>> Start

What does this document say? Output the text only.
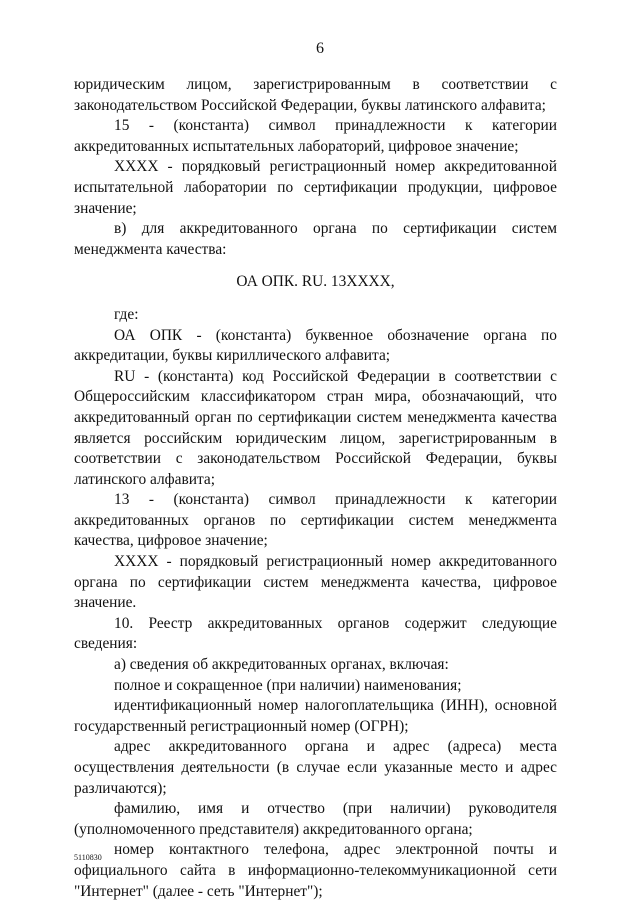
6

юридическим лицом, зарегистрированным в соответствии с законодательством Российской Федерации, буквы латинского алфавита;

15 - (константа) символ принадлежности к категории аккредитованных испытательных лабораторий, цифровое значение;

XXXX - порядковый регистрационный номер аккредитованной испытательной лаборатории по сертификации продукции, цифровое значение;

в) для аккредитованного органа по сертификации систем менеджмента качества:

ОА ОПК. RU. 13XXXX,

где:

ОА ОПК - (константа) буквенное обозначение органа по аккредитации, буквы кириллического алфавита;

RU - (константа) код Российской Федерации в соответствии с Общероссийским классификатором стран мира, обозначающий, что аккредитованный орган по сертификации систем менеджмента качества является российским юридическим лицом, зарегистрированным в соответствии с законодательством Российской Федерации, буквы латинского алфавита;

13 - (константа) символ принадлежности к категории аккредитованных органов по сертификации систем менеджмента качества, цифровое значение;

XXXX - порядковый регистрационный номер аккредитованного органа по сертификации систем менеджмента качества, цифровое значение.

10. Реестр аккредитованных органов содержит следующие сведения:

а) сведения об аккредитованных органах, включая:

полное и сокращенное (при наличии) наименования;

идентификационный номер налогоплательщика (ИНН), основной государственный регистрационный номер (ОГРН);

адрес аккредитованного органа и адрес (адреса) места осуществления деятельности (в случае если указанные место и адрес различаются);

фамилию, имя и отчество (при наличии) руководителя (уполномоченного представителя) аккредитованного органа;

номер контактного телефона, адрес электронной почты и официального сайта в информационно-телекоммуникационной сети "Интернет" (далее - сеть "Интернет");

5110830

>> End

## EXERCISE
Images in the data above are to be skipped. Retype all other material exactly.

## OUTPUT FOR THIS EXERCISE
What does this document say? Output the text only.
6

юридическим лицом, зарегистрированным в соответствии с законодательством Российской Федерации, буквы латинского алфавита;

15 - (константа) символ принадлежности к категории аккредитованных испытательных лабораторий, цифровое значение;

XXXX - порядковый регистрационный номер аккредитованной испытательной лаборатории по сертификации продукции, цифровое значение;

в) для аккредитованного органа по сертификации систем менеджмента качества:

ОА ОПК. RU. 13XXXX,

где:

ОА ОПК - (константа) буквенное обозначение органа по аккредитации, буквы кириллического алфавита;

RU - (константа) код Российской Федерации в соответствии с Общероссийским классификатором стран мира, обозначающий, что аккредитованный орган по сертификации систем менеджмента качества является российским юридическим лицом, зарегистрированным в соответствии с законодательством Российской Федерации, буквы латинского алфавита;

13 - (константа) символ принадлежности к категории аккредитованных органов по сертификации систем менеджмента качества, цифровое значение;

XXXX - порядковый регистрационный номер аккредитованного органа по сертификации систем менеджмента качества, цифровое значение.

10. Реестр аккредитованных органов содержит следующие сведения:

а) сведения об аккредитованных органах, включая:

полное и сокращенное (при наличии) наименования;

идентификационный номер налогоплательщика (ИНН), основной государственный регистрационный номер (ОГРН);

адрес аккредитованного органа и адрес (адреса) места осуществления деятельности (в случае если указанные место и адрес различаются);

фамилию, имя и отчество (при наличии) руководителя (уполномоченного представителя) аккредитованного органа;

номер контактного телефона, адрес электронной почты и официального сайта в информационно-телекоммуникационной сети "Интернет" (далее - сеть "Интернет");

5110830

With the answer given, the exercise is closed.